(WHAT TO WORK ON):
Filter the lines below, copying only those with the string "JSON".

━━ TASK MATERIAL

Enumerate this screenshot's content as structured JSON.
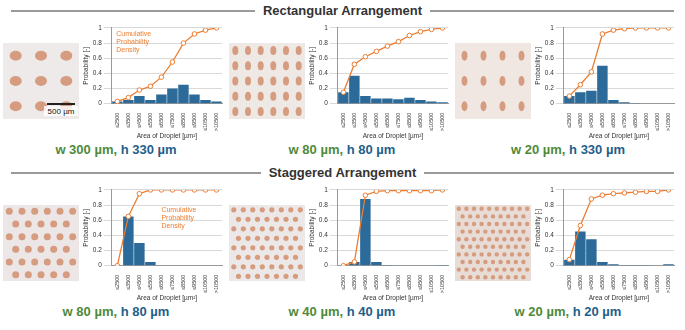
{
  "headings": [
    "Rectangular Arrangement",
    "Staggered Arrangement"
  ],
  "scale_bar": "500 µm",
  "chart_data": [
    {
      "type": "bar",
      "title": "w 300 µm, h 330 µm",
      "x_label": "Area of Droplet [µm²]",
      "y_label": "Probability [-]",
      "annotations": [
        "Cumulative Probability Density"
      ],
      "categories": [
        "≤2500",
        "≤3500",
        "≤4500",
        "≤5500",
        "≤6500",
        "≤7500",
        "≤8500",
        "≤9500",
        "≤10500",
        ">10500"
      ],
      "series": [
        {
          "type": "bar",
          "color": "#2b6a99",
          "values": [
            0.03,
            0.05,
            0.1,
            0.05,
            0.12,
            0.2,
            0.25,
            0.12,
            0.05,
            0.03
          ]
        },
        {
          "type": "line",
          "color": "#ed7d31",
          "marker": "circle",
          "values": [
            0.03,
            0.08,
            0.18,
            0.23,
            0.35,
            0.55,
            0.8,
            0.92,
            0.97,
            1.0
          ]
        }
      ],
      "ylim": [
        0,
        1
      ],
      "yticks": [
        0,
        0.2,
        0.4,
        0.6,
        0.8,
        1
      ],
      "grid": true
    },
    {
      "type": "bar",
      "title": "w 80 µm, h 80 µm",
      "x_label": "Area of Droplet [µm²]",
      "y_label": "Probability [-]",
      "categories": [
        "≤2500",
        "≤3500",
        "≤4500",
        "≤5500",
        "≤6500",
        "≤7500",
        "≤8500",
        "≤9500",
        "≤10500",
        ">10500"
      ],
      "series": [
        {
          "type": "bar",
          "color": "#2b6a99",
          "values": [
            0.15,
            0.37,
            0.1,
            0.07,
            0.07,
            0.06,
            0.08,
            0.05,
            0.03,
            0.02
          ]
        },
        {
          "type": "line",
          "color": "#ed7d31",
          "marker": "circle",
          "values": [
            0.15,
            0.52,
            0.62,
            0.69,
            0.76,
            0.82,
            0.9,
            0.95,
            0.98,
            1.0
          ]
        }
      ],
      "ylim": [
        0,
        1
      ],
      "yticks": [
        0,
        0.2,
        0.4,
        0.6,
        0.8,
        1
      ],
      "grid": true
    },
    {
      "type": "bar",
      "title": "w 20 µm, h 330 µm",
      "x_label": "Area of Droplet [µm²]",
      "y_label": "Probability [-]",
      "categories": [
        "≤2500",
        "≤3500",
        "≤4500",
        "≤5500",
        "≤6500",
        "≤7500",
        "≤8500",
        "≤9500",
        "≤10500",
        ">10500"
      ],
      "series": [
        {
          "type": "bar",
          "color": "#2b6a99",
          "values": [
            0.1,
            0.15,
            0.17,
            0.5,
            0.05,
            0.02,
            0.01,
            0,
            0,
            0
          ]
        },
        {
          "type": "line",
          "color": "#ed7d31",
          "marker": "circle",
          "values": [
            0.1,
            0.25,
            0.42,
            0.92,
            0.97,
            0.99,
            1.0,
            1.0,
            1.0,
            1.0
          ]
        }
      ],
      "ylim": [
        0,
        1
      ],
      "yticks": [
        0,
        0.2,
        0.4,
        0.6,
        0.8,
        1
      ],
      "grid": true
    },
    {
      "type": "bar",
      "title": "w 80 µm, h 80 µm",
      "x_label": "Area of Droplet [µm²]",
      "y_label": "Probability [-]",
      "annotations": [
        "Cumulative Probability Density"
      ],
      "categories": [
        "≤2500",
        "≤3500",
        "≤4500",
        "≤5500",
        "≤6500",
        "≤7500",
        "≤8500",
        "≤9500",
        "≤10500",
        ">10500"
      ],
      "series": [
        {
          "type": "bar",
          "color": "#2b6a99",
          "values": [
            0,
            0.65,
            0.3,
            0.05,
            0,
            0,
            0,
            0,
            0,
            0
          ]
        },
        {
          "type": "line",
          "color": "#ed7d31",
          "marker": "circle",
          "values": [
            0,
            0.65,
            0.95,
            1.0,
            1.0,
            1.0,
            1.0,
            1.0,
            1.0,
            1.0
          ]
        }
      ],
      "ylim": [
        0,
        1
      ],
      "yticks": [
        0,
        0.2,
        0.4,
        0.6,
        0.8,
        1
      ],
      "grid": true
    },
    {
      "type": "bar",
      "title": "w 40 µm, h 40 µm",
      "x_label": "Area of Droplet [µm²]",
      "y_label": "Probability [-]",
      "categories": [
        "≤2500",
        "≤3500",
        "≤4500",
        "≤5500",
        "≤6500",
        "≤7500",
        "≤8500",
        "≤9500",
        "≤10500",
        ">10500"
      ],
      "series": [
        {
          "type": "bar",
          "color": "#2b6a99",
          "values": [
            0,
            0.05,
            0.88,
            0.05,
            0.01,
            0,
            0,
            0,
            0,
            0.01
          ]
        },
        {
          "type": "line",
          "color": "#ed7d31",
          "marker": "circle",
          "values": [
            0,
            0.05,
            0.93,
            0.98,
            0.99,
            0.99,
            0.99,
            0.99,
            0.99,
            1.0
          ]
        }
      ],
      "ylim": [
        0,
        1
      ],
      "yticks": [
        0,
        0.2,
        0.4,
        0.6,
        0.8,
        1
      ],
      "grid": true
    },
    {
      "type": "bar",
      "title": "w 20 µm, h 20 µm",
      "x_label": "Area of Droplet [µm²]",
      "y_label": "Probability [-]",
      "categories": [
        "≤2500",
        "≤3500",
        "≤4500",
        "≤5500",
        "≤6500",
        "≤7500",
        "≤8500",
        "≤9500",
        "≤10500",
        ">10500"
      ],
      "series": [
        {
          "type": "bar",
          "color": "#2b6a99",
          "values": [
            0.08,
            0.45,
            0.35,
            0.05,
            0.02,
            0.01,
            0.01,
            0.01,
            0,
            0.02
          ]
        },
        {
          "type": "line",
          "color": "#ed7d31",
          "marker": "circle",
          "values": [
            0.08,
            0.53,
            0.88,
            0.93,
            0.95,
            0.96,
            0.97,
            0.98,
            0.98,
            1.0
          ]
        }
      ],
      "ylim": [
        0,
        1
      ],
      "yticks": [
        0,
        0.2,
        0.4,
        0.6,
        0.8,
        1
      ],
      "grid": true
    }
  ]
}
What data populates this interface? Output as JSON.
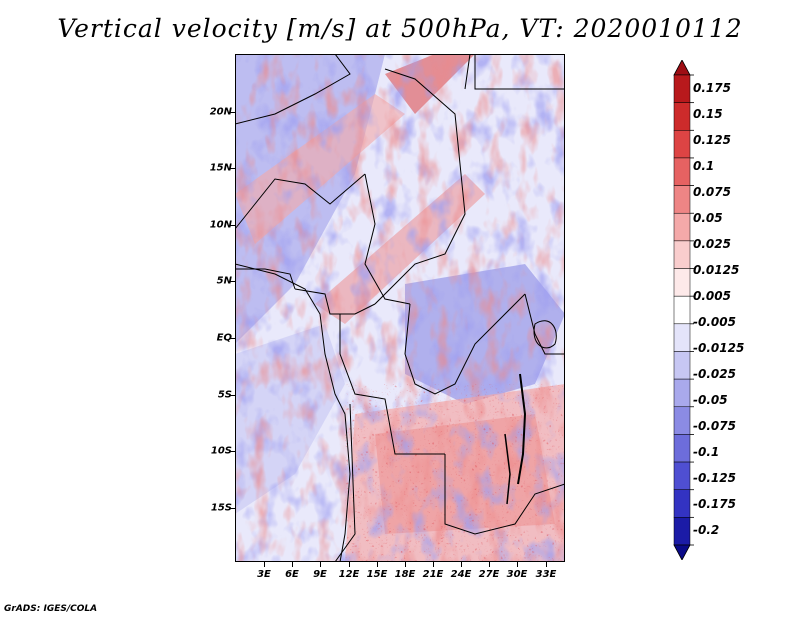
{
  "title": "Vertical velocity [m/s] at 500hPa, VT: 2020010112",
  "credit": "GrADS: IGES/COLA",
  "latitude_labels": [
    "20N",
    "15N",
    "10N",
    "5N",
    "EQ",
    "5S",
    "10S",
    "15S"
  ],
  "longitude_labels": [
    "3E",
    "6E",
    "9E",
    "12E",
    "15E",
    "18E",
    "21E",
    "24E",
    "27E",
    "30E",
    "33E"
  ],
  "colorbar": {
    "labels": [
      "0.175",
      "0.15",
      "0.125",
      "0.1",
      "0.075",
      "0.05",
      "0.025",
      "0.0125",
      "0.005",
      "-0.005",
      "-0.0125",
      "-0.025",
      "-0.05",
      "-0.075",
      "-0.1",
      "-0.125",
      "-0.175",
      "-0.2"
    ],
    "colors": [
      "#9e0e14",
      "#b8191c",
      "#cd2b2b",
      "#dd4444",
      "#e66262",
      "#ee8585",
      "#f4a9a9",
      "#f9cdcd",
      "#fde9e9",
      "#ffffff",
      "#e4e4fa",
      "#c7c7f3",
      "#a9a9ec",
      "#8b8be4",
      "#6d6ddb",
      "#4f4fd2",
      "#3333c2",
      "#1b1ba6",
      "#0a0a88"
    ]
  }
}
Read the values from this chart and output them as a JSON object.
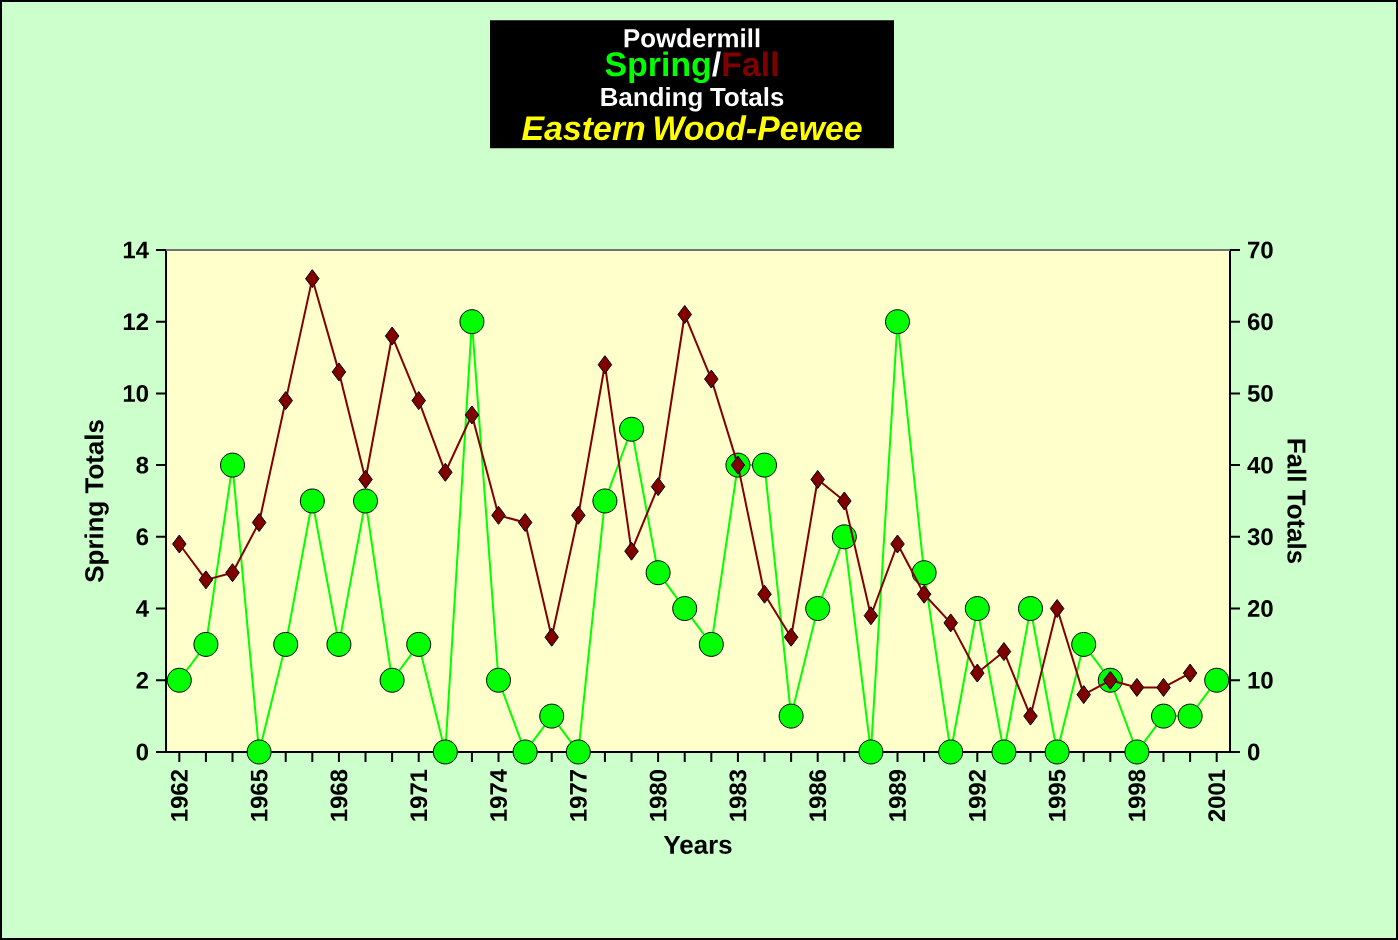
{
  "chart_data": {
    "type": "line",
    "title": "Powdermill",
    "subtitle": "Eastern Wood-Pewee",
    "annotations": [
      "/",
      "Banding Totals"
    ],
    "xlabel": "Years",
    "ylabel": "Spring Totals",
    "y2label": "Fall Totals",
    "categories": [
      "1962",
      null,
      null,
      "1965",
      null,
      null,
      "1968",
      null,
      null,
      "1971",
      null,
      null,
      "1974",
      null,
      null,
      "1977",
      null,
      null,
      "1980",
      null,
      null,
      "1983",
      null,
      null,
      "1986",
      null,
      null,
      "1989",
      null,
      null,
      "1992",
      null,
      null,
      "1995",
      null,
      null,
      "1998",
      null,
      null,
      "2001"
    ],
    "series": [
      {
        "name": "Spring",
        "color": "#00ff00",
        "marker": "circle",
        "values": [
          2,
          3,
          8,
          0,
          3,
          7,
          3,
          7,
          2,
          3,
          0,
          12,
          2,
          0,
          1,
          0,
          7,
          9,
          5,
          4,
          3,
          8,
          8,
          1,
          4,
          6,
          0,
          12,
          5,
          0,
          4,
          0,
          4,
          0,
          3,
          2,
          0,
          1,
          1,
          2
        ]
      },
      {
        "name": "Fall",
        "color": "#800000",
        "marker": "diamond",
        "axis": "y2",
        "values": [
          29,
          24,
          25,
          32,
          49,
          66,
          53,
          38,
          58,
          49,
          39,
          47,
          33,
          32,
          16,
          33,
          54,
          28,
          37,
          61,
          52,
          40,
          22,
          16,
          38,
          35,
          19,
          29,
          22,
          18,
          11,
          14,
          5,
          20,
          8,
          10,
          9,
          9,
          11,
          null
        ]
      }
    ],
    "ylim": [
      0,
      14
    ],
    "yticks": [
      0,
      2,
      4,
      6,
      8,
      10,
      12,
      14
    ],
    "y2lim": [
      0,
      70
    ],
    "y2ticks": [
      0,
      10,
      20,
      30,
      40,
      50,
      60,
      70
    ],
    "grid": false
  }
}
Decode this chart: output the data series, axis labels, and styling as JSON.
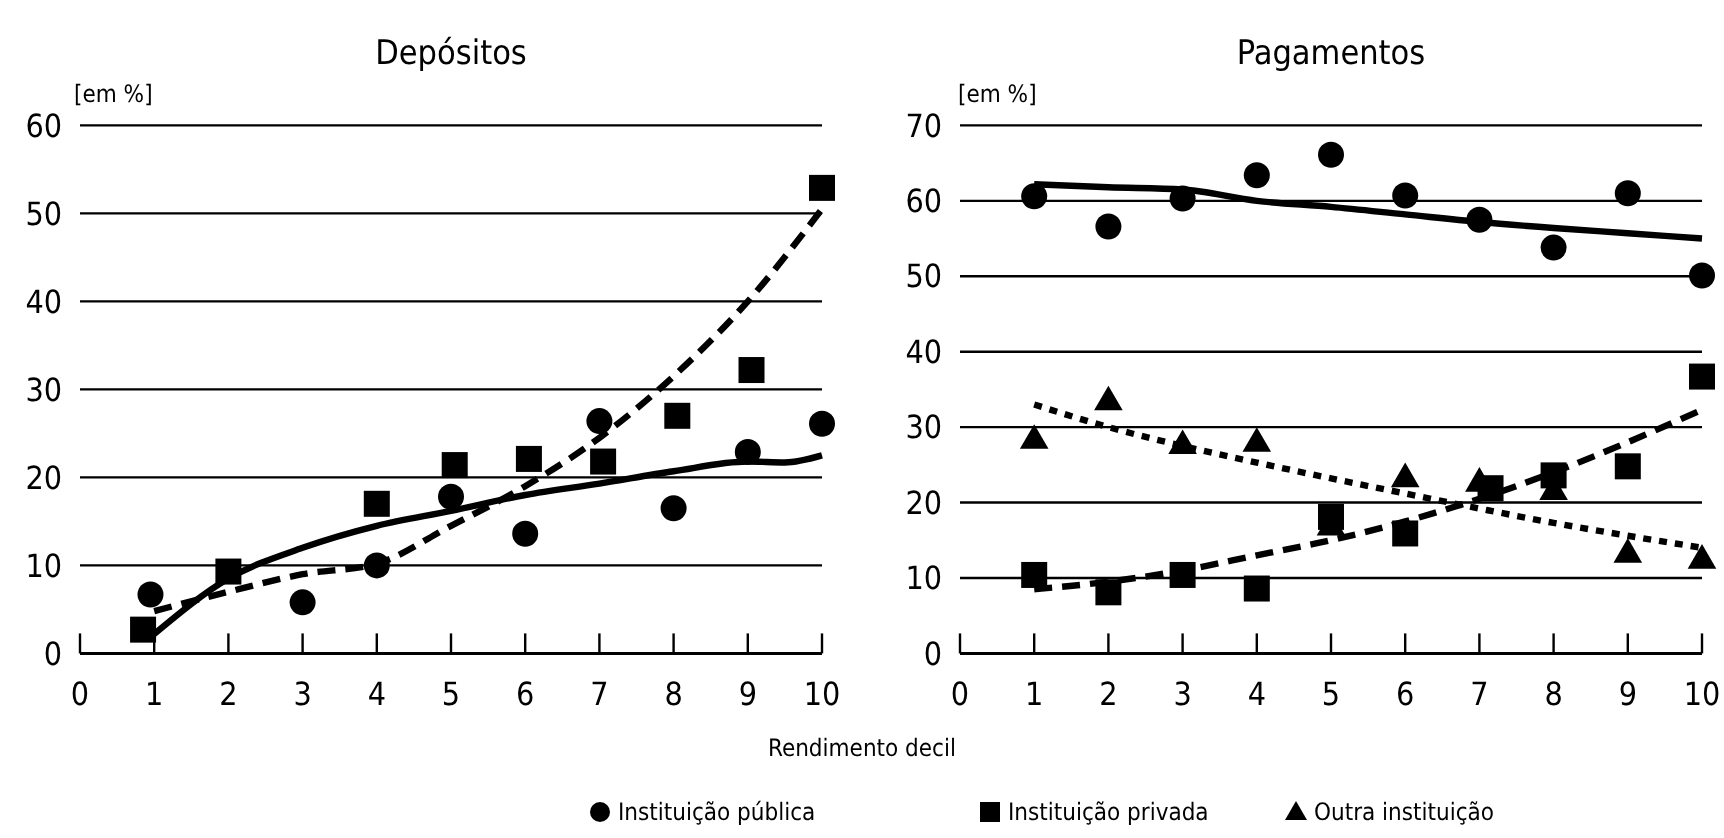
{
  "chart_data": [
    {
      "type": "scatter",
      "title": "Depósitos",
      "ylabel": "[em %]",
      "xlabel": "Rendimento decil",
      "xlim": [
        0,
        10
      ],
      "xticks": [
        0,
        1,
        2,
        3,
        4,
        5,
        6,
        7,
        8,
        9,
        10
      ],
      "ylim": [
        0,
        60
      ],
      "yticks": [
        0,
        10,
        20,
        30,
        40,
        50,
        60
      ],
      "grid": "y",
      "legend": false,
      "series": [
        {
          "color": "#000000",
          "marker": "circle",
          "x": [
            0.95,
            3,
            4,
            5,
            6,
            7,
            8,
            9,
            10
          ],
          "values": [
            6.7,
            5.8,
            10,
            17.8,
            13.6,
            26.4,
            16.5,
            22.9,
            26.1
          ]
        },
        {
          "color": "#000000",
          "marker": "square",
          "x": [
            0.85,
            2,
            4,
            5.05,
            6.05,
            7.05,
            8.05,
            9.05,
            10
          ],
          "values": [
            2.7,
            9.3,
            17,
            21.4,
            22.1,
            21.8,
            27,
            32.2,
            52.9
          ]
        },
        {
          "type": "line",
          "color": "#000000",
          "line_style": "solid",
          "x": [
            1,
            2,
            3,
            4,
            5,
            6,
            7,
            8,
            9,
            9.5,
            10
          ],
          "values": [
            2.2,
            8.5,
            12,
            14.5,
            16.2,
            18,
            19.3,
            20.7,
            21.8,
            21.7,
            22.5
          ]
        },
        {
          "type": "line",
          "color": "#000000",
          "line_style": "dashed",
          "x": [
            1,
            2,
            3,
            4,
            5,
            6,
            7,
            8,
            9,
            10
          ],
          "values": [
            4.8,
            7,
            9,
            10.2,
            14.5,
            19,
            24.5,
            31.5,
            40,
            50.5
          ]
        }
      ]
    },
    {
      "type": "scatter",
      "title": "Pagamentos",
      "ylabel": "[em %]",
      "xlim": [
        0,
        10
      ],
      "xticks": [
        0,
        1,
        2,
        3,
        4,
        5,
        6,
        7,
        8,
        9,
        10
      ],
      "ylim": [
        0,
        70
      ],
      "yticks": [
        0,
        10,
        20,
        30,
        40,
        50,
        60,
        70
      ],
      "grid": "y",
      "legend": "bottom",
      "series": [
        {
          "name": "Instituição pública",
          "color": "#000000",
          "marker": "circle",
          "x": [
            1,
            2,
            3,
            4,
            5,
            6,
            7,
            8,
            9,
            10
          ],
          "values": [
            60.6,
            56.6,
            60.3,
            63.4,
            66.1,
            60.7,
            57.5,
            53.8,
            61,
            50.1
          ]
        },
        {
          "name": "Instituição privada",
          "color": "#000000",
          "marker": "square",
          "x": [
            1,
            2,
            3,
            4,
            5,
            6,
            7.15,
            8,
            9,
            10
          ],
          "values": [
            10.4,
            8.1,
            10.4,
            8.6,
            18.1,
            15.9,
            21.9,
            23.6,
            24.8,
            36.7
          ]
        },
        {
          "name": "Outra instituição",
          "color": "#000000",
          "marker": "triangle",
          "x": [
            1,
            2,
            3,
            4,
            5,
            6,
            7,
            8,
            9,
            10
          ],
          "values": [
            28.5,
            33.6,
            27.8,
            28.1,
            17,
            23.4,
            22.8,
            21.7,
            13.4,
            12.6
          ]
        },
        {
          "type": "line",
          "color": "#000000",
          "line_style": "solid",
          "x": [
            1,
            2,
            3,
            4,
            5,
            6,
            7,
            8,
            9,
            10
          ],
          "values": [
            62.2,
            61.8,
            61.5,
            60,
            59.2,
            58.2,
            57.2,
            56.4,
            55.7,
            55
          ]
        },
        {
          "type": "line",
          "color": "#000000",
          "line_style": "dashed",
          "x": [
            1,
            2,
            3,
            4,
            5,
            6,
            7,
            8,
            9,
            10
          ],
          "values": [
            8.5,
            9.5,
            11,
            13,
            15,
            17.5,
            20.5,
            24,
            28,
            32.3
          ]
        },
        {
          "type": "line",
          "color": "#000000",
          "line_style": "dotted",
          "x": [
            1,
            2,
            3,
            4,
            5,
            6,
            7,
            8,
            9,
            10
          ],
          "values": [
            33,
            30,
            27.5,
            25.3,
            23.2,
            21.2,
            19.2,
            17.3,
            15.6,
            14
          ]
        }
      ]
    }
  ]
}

━━━━

(ANSWER TO THE EXERCISE):
Enumerate this screenshot's content as structured JSON.
What data populates this interface? Output as JSON.
Read the values from this chart and output them as a JSON object.
Decode this chart: output the data series, axis labels, and styling as JSON.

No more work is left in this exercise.